• _Set exercise_:
List each line of the data that holds the word "Video".

════════

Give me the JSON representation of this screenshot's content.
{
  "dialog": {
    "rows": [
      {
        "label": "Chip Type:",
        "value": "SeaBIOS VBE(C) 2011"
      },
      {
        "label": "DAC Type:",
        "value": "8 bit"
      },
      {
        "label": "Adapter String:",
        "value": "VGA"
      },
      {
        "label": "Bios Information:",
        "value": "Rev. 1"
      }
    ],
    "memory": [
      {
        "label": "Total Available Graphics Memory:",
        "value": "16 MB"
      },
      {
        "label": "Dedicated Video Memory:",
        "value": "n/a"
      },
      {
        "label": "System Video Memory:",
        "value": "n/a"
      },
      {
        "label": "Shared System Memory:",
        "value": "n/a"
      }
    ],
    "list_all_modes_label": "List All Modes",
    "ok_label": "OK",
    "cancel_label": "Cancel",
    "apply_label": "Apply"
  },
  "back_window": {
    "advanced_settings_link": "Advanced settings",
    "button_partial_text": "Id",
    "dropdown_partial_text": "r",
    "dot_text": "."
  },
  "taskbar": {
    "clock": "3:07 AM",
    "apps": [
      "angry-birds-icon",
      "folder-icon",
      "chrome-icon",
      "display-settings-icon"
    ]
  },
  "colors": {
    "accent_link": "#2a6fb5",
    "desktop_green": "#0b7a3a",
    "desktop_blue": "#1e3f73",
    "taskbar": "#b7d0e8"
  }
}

════════

• _Response_:
        "label": "Dedicated Video Memory:",
        "label": "System Video Memory:",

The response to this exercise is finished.